▸ To be done
Give the material again in full, matching it exactly.

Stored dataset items
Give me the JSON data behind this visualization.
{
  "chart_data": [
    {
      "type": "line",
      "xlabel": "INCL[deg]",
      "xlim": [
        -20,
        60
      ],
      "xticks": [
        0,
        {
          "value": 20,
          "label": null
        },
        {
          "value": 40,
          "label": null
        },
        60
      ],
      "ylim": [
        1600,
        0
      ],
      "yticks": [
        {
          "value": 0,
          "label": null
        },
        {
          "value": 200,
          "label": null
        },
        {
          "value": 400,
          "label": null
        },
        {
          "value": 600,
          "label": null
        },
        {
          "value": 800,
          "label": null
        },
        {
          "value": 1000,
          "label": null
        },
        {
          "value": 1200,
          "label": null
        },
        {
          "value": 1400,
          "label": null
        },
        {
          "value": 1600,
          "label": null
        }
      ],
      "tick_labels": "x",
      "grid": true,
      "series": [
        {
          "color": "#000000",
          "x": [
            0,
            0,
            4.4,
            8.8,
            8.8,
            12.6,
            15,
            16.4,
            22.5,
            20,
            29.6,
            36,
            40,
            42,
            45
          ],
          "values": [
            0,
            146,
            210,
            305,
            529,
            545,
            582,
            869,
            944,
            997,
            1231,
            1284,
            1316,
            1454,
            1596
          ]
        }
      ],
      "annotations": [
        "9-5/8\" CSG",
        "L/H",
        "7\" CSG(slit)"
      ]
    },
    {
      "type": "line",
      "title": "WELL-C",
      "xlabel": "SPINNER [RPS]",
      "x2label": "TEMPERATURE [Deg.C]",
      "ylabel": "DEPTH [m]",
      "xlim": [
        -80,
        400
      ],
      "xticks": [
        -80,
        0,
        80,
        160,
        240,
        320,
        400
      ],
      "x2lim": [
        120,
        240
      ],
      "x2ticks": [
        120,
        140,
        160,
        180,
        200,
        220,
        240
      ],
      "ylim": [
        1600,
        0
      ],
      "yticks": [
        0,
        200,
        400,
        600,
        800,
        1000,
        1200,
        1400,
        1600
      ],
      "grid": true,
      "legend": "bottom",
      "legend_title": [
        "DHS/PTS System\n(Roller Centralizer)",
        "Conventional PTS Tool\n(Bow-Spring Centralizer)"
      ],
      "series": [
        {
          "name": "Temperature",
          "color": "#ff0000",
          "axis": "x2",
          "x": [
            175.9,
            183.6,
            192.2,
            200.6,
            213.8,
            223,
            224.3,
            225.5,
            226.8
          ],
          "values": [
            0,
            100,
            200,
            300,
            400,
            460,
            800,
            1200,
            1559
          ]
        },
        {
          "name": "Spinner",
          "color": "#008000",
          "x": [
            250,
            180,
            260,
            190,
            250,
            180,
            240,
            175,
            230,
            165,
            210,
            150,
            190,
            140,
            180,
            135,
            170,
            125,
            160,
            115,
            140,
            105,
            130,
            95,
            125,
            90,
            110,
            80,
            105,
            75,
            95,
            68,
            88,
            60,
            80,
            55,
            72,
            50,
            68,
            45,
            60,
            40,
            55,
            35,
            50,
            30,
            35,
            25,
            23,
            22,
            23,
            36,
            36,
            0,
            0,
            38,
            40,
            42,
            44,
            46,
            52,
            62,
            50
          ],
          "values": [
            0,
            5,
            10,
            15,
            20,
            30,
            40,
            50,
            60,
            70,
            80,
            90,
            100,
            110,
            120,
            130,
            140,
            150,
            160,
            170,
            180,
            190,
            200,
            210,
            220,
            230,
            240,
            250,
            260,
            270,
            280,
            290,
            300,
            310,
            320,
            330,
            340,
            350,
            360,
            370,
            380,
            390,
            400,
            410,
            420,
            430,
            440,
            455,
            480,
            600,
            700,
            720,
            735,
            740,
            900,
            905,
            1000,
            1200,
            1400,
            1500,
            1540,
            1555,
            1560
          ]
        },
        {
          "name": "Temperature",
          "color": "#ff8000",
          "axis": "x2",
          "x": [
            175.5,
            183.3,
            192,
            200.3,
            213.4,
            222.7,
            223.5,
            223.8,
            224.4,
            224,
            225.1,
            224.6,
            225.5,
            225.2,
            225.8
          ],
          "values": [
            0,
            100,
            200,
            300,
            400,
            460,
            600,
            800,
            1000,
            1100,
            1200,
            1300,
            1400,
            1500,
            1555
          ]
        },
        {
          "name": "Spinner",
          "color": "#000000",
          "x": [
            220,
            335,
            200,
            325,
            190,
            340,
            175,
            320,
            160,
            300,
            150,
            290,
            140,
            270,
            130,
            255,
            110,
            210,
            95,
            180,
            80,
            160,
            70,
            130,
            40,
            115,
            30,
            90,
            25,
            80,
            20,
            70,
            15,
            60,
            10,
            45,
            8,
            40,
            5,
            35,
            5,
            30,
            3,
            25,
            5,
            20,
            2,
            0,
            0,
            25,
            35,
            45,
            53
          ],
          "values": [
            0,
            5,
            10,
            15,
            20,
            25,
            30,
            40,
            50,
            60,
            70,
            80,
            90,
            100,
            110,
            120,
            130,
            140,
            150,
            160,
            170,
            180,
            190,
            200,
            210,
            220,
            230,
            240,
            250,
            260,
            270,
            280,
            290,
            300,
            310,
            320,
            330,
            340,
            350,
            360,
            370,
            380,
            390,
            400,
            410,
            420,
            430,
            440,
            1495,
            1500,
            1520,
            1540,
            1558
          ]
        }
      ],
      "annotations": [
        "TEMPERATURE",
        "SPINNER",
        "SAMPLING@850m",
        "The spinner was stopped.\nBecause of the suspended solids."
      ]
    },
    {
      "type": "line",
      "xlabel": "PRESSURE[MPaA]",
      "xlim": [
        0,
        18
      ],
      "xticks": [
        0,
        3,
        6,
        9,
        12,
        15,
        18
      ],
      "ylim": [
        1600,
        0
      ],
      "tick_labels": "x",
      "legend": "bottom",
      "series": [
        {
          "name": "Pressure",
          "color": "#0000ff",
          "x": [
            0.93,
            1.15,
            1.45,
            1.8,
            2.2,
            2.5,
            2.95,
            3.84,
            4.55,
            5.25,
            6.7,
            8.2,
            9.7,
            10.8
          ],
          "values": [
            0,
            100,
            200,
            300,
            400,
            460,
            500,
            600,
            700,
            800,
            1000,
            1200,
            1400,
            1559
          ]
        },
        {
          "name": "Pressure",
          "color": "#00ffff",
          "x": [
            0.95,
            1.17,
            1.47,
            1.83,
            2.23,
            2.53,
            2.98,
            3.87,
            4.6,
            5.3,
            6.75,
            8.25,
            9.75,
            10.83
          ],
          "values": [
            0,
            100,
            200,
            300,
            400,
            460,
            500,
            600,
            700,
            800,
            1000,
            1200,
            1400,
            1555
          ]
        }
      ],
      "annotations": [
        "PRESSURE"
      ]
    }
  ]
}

▸ Expected output
Give me the JSON data behind this visualization.
{
  "chart_data": [
    {
      "type": "line",
      "xlabel": "INCL[deg]",
      "xlim": [
        -20,
        60
      ],
      "xticks": [
        0,
        {
          "value": 20,
          "label": null
        },
        {
          "value": 40,
          "label": null
        },
        60
      ],
      "ylim": [
        1600,
        0
      ],
      "yticks": [
        {
          "value": 0,
          "label": null
        },
        {
          "value": 200,
          "label": null
        },
        {
          "value": 400,
          "label": null
        },
        {
          "value": 600,
          "label": null
        },
        {
          "value": 800,
          "label": null
        },
        {
          "value": 1000,
          "label": null
        },
        {
          "value": 1200,
          "label": null
        },
        {
          "value": 1400,
          "label": null
        },
        {
          "value": 1600,
          "label": null
        }
      ],
      "tick_labels": "x",
      "grid": true,
      "series": [
        {
          "color": "#000000",
          "x": [
            0,
            0,
            4.4,
            8.8,
            8.8,
            12.6,
            15,
            16.4,
            22.5,
            20,
            29.6,
            36,
            40,
            42,
            45
          ],
          "values": [
            0,
            146,
            210,
            305,
            529,
            545,
            582,
            869,
            944,
            997,
            1231,
            1284,
            1316,
            1454,
            1596
          ]
        }
      ],
      "annotations": [
        "9-5/8\" CSG",
        "L/H",
        "7\" CSG(slit)"
      ]
    },
    {
      "type": "line",
      "title": "WELL-C",
      "xlabel": "SPINNER [RPS]",
      "x2label": "TEMPERATURE [Deg.C]",
      "ylabel": "DEPTH [m]",
      "xlim": [
        -80,
        400
      ],
      "xticks": [
        -80,
        0,
        80,
        160,
        240,
        320,
        400
      ],
      "x2lim": [
        120,
        240
      ],
      "x2ticks": [
        120,
        140,
        160,
        180,
        200,
        220,
        240
      ],
      "ylim": [
        1600,
        0
      ],
      "yticks": [
        0,
        200,
        400,
        600,
        800,
        1000,
        1200,
        1400,
        1600
      ],
      "grid": true,
      "legend": "bottom",
      "legend_title": [
        "DHS/PTS System\n(Roller Centralizer)",
        "Conventional PTS Tool\n(Bow-Spring Centralizer)"
      ],
      "series": [
        {
          "name": "Temperature",
          "color": "#ff0000",
          "axis": "x2",
          "x": [
            175.9,
            183.6,
            192.2,
            200.6,
            213.8,
            223,
            224.3,
            225.5,
            226.8
          ],
          "values": [
            0,
            100,
            200,
            300,
            400,
            460,
            800,
            1200,
            1559
          ]
        },
        {
          "name": "Spinner",
          "color": "#008000",
          "x": [
            250,
            180,
            260,
            190,
            250,
            180,
            240,
            175,
            230,
            165,
            210,
            150,
            190,
            140,
            180,
            135,
            170,
            125,
            160,
            115,
            140,
            105,
            130,
            95,
            125,
            90,
            110,
            80,
            105,
            75,
            95,
            68,
            88,
            60,
            80,
            55,
            72,
            50,
            68,
            45,
            60,
            40,
            55,
            35,
            50,
            30,
            35,
            25,
            23,
            22,
            23,
            36,
            36,
            0,
            0,
            38,
            40,
            42,
            44,
            46,
            52,
            62,
            50
          ],
          "values": [
            0,
            5,
            10,
            15,
            20,
            30,
            40,
            50,
            60,
            70,
            80,
            90,
            100,
            110,
            120,
            130,
            140,
            150,
            160,
            170,
            180,
            190,
            200,
            210,
            220,
            230,
            240,
            250,
            260,
            270,
            280,
            290,
            300,
            310,
            320,
            330,
            340,
            350,
            360,
            370,
            380,
            390,
            400,
            410,
            420,
            430,
            440,
            455,
            480,
            600,
            700,
            720,
            735,
            740,
            900,
            905,
            1000,
            1200,
            1400,
            1500,
            1540,
            1555,
            1560
          ]
        },
        {
          "name": "Temperature",
          "color": "#ff8000",
          "axis": "x2",
          "x": [
            175.5,
            183.3,
            192,
            200.3,
            213.4,
            222.7,
            223.5,
            223.8,
            224.4,
            224,
            225.1,
            224.6,
            225.5,
            225.2,
            225.8
          ],
          "values": [
            0,
            100,
            200,
            300,
            400,
            460,
            600,
            800,
            1000,
            1100,
            1200,
            1300,
            1400,
            1500,
            1555
          ]
        },
        {
          "name": "Spinner",
          "color": "#000000",
          "x": [
            220,
            335,
            200,
            325,
            190,
            340,
            175,
            320,
            160,
            300,
            150,
            290,
            140,
            270,
            130,
            255,
            110,
            210,
            95,
            180,
            80,
            160,
            70,
            130,
            40,
            115,
            30,
            90,
            25,
            80,
            20,
            70,
            15,
            60,
            10,
            45,
            8,
            40,
            5,
            35,
            5,
            30,
            3,
            25,
            5,
            20,
            2,
            0,
            0,
            25,
            35,
            45,
            53
          ],
          "values": [
            0,
            5,
            10,
            15,
            20,
            25,
            30,
            40,
            50,
            60,
            70,
            80,
            90,
            100,
            110,
            120,
            130,
            140,
            150,
            160,
            170,
            180,
            190,
            200,
            210,
            220,
            230,
            240,
            250,
            260,
            270,
            280,
            290,
            300,
            310,
            320,
            330,
            340,
            350,
            360,
            370,
            380,
            390,
            400,
            410,
            420,
            430,
            440,
            1495,
            1500,
            1520,
            1540,
            1558
          ]
        }
      ],
      "annotations": [
        "TEMPERATURE",
        "SPINNER",
        "SAMPLING@850m",
        "The spinner was stopped.\nBecause of the suspended solids."
      ]
    },
    {
      "type": "line",
      "xlabel": "PRESSURE[MPaA]",
      "xlim": [
        0,
        18
      ],
      "xticks": [
        0,
        3,
        6,
        9,
        12,
        15,
        18
      ],
      "ylim": [
        1600,
        0
      ],
      "tick_labels": "x",
      "legend": "bottom",
      "series": [
        {
          "name": "Pressure",
          "color": "#0000ff",
          "x": [
            0.93,
            1.15,
            1.45,
            1.8,
            2.2,
            2.5,
            2.95,
            3.84,
            4.55,
            5.25,
            6.7,
            8.2,
            9.7,
            10.8
          ],
          "values": [
            0,
            100,
            200,
            300,
            400,
            460,
            500,
            600,
            700,
            800,
            1000,
            1200,
            1400,
            1559
          ]
        },
        {
          "name": "Pressure",
          "color": "#00ffff",
          "x": [
            0.95,
            1.17,
            1.47,
            1.83,
            2.23,
            2.53,
            2.98,
            3.87,
            4.6,
            5.3,
            6.75,
            8.25,
            9.75,
            10.83
          ],
          "values": [
            0,
            100,
            200,
            300,
            400,
            460,
            500,
            600,
            700,
            800,
            1000,
            1200,
            1400,
            1555
          ]
        }
      ],
      "annotations": [
        "PRESSURE"
      ]
    }
  ]
}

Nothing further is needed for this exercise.